- _What you are asked to do_
Below are entries; tally how many lines hold the string "пръстена" and answer with only that figure.

- _Source material_
# # # # # # #
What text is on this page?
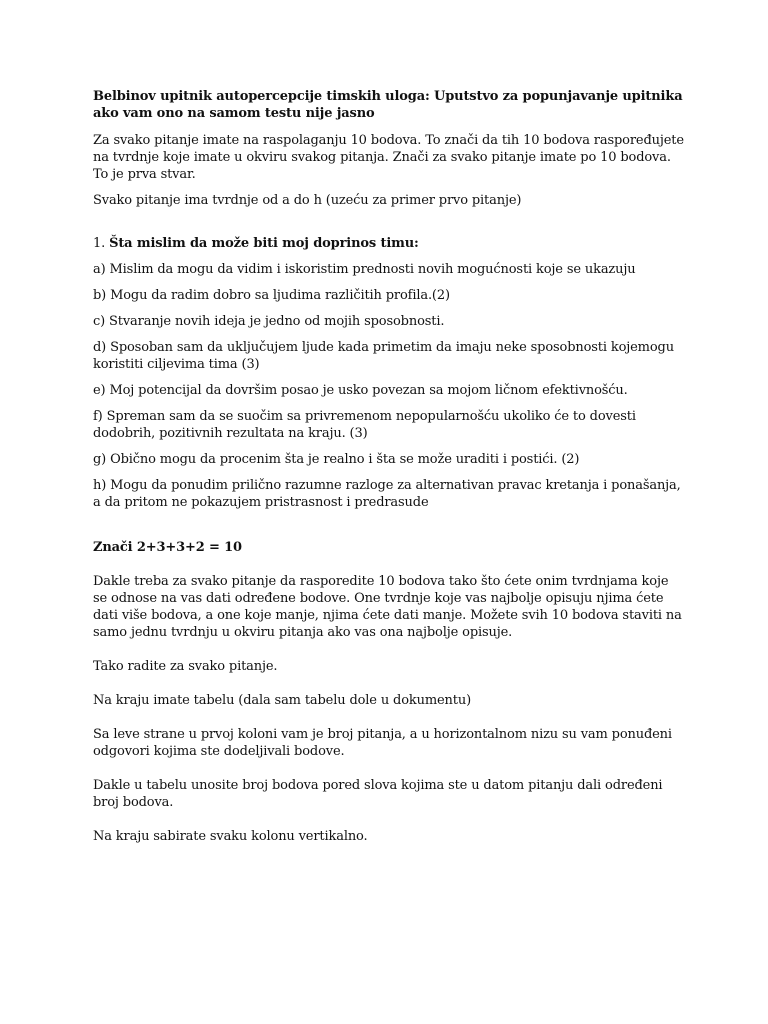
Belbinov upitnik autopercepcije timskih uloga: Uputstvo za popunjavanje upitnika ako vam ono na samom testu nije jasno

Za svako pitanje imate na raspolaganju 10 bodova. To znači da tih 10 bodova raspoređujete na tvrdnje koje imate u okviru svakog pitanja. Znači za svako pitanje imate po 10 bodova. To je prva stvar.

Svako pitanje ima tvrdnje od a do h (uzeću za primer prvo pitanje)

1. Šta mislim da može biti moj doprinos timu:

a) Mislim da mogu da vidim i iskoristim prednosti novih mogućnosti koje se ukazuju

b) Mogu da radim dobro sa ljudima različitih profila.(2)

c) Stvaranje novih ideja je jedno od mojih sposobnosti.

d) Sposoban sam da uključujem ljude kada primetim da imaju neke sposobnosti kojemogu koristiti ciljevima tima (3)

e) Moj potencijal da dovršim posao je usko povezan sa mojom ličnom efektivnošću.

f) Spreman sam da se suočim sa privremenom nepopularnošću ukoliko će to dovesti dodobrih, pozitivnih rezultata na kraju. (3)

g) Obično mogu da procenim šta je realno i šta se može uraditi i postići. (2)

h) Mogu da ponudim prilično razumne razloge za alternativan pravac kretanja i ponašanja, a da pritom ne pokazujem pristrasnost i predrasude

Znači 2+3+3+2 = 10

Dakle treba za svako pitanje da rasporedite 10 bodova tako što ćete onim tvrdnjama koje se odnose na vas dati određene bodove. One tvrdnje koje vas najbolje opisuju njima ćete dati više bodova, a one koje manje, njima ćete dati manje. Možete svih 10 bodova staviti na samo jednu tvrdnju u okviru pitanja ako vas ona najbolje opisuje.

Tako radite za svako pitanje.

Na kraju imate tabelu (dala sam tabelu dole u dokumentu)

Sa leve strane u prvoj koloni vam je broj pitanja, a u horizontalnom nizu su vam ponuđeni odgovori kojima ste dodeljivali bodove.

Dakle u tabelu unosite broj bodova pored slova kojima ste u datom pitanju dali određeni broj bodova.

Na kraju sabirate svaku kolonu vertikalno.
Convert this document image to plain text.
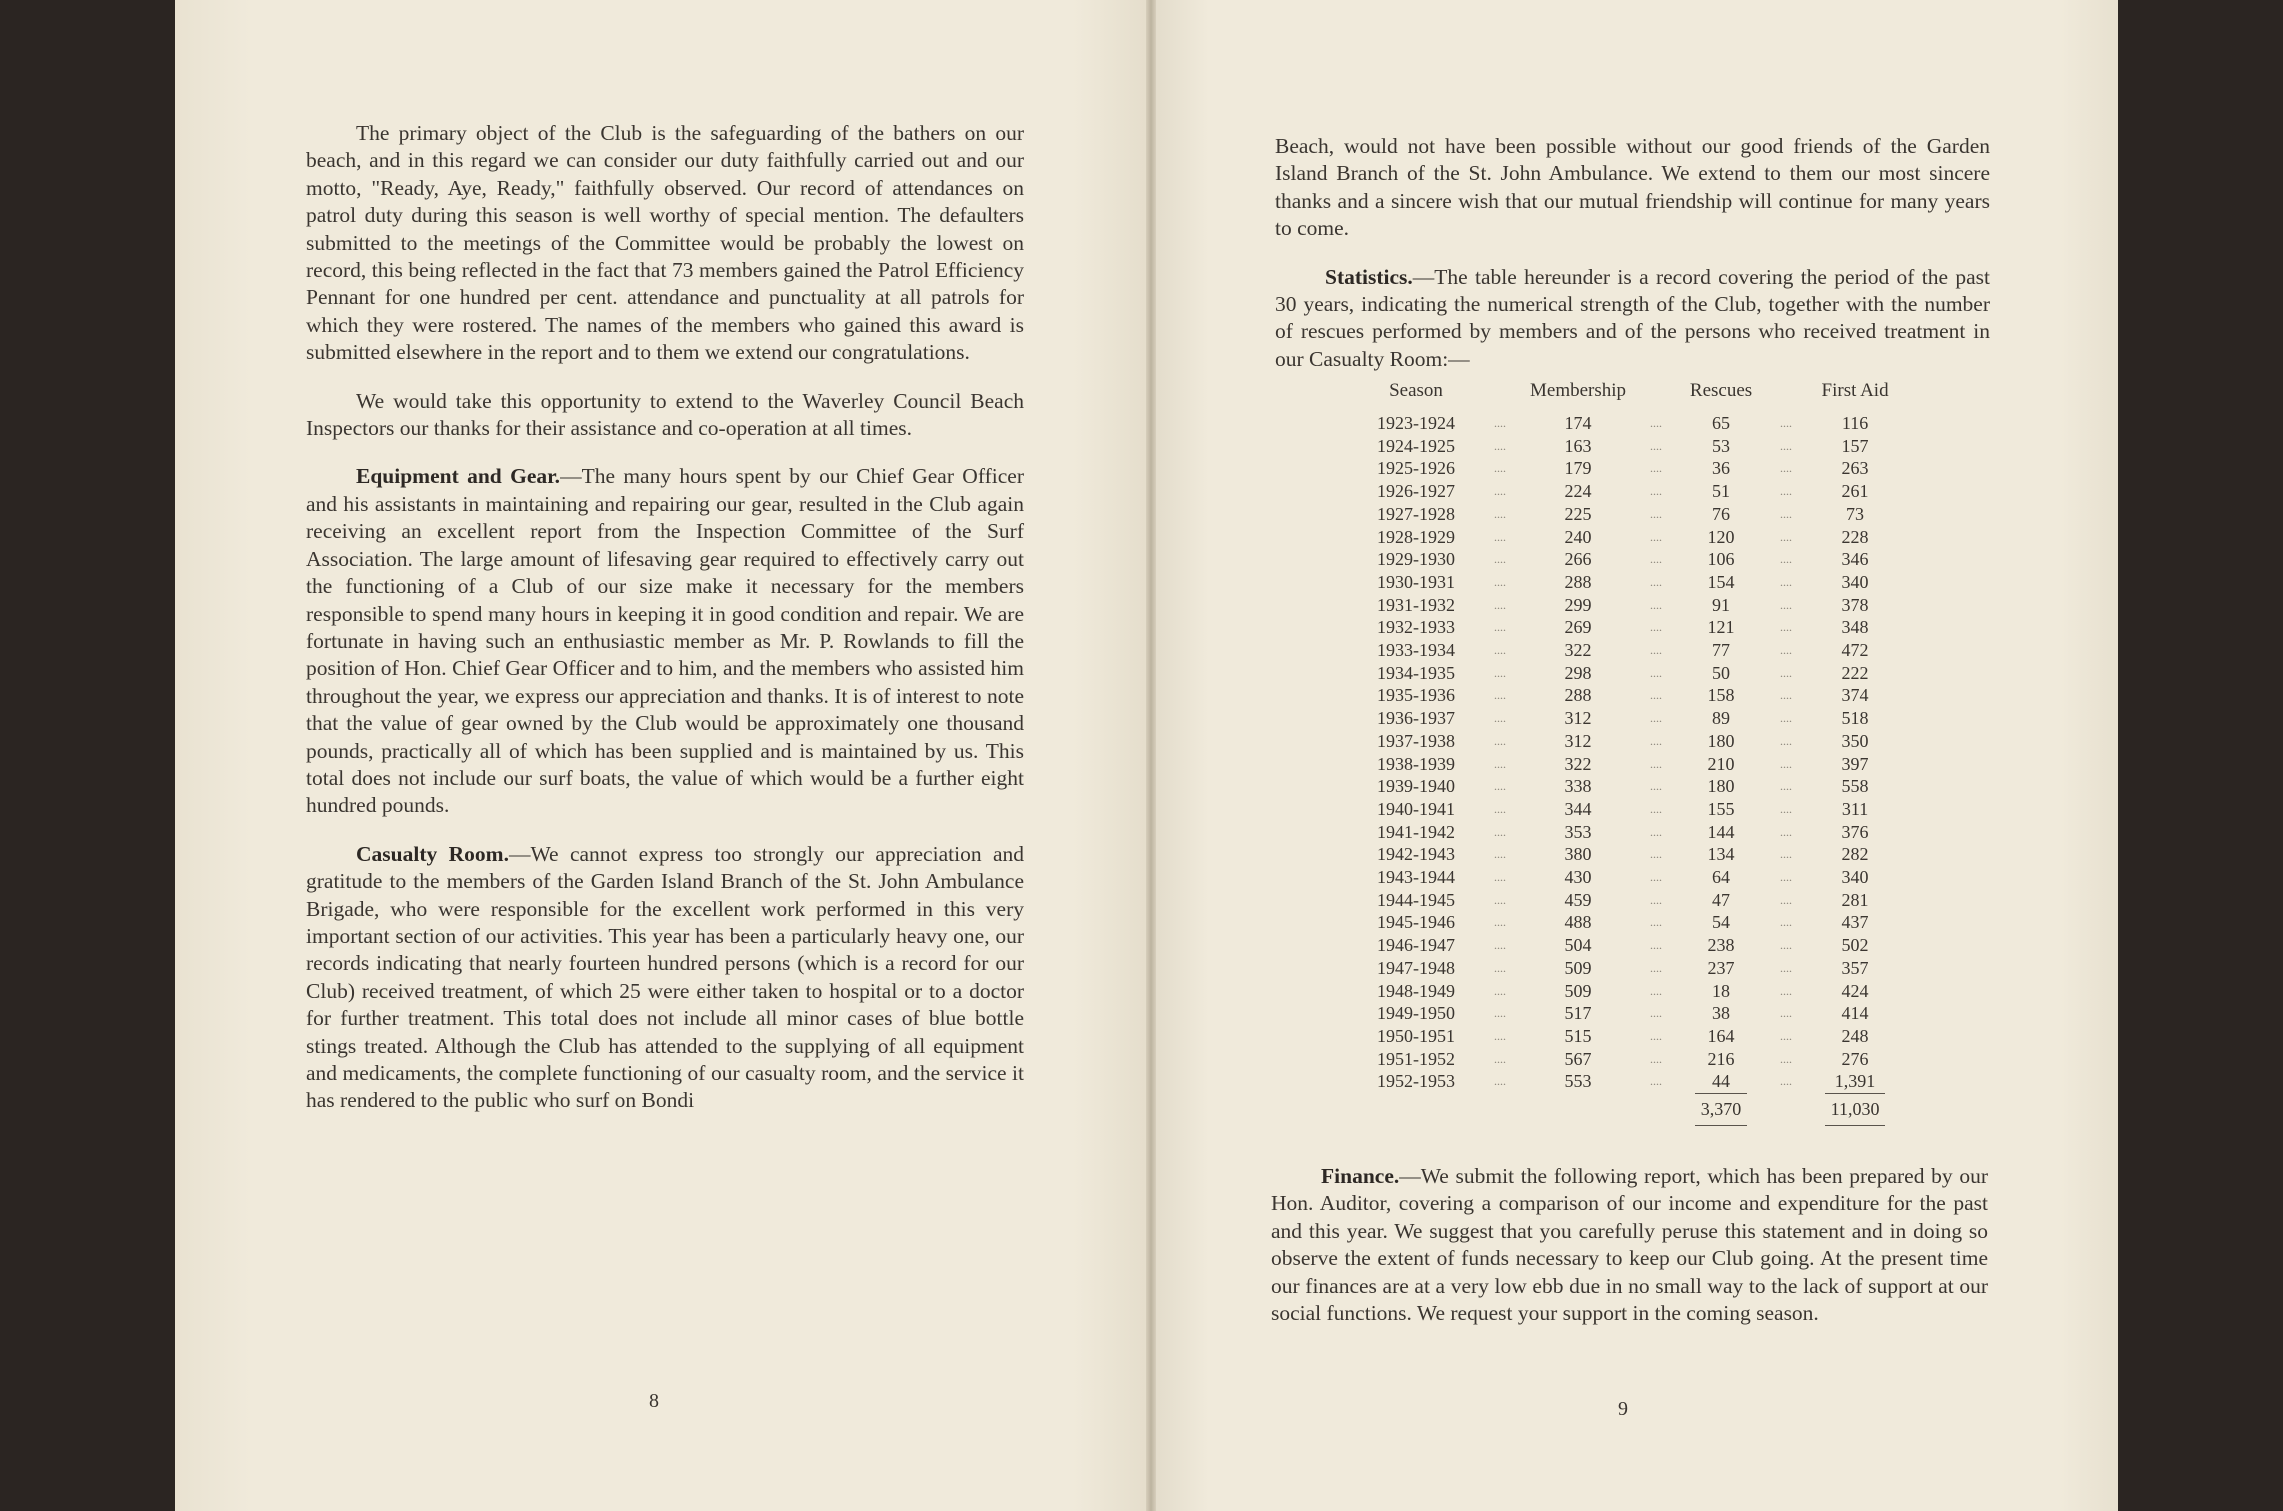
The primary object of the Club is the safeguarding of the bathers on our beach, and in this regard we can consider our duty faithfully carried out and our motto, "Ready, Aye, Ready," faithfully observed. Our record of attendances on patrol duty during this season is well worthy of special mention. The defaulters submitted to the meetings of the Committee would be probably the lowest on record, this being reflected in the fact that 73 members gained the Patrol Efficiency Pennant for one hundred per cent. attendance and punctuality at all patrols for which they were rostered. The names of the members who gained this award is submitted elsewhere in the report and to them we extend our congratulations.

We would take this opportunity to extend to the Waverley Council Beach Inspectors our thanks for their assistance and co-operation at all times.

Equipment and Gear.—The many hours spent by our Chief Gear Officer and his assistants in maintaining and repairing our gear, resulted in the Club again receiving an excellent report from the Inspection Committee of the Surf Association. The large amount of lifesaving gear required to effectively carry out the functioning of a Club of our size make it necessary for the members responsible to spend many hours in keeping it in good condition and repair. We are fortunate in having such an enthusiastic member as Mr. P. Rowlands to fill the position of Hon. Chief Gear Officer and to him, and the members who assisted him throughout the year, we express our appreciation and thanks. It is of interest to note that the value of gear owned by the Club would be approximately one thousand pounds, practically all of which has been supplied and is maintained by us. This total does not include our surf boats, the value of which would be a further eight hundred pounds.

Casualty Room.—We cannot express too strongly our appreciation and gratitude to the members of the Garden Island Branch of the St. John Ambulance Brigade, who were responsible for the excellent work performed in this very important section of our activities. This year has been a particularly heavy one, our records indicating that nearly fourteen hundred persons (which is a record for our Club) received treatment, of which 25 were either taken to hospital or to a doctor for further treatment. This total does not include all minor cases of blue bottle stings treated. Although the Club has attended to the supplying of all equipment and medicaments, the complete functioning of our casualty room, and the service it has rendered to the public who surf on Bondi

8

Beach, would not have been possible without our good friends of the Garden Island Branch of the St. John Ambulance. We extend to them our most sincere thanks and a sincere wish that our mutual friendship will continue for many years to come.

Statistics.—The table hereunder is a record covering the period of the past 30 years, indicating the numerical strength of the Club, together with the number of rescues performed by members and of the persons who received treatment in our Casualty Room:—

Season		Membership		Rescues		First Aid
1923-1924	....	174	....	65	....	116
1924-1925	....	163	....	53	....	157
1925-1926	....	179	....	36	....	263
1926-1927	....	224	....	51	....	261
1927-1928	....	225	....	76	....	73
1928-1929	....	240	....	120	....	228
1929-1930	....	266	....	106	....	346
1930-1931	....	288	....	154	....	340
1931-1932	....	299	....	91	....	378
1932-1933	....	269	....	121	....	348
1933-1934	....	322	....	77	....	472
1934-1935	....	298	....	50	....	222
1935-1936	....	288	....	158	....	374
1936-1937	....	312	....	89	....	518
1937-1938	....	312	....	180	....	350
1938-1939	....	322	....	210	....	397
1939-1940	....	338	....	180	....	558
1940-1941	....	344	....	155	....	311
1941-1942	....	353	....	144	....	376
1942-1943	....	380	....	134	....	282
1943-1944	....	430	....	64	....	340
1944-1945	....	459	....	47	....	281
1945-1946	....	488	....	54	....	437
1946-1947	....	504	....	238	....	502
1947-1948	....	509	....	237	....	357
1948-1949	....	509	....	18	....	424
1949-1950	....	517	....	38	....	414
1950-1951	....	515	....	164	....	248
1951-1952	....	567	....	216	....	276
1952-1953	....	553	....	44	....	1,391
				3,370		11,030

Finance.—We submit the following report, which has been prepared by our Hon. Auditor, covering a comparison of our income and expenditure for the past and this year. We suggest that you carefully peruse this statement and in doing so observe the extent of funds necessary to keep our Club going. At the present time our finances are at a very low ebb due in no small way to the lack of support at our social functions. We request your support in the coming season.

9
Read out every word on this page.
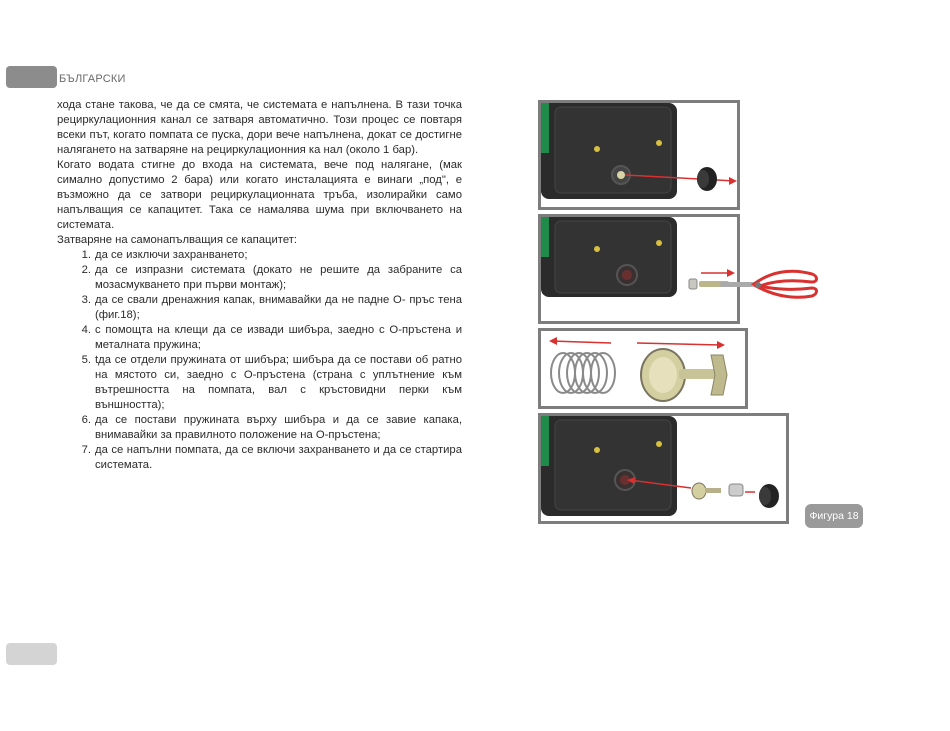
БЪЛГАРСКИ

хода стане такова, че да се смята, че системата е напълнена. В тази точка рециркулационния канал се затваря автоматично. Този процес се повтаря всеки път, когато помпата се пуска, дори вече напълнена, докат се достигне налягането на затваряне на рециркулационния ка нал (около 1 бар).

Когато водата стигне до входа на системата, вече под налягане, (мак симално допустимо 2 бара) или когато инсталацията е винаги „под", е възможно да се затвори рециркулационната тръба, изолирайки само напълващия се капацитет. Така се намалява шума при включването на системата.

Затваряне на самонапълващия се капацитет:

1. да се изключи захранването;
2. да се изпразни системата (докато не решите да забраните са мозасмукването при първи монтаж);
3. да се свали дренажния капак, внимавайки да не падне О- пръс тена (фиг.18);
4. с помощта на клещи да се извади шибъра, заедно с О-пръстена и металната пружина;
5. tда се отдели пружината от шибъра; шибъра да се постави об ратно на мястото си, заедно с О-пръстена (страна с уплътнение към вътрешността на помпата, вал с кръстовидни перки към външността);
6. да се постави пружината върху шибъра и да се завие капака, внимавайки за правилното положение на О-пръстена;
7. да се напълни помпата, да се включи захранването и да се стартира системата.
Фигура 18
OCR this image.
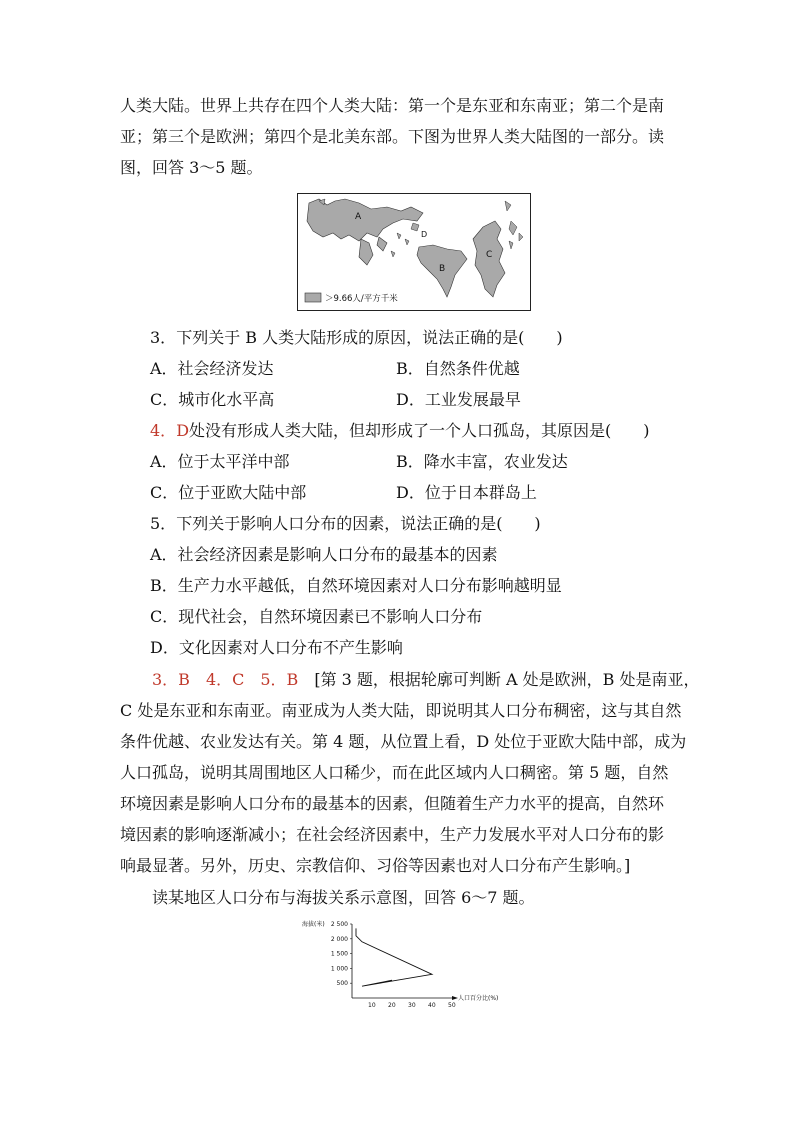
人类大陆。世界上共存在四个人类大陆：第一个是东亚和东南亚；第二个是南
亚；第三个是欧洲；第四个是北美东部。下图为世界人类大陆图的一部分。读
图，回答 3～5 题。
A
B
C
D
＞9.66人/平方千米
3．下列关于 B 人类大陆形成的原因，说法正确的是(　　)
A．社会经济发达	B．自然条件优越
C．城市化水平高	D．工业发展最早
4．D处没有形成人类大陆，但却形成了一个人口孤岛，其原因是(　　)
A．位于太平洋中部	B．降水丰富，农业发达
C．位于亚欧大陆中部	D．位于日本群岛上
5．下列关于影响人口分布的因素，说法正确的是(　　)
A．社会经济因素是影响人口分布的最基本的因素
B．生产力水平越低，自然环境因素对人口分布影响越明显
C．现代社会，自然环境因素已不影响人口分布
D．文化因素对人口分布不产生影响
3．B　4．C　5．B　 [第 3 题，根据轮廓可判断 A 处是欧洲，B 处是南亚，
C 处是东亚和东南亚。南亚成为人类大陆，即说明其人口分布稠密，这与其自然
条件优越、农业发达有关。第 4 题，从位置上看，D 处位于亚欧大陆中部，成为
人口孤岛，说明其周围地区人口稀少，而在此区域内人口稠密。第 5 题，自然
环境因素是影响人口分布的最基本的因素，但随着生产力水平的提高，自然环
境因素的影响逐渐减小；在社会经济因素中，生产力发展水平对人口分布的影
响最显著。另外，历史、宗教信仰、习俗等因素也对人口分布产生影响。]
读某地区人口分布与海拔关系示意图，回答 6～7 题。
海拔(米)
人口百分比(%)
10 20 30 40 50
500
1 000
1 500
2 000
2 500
# # # # # # #
- _Exercise answer_
3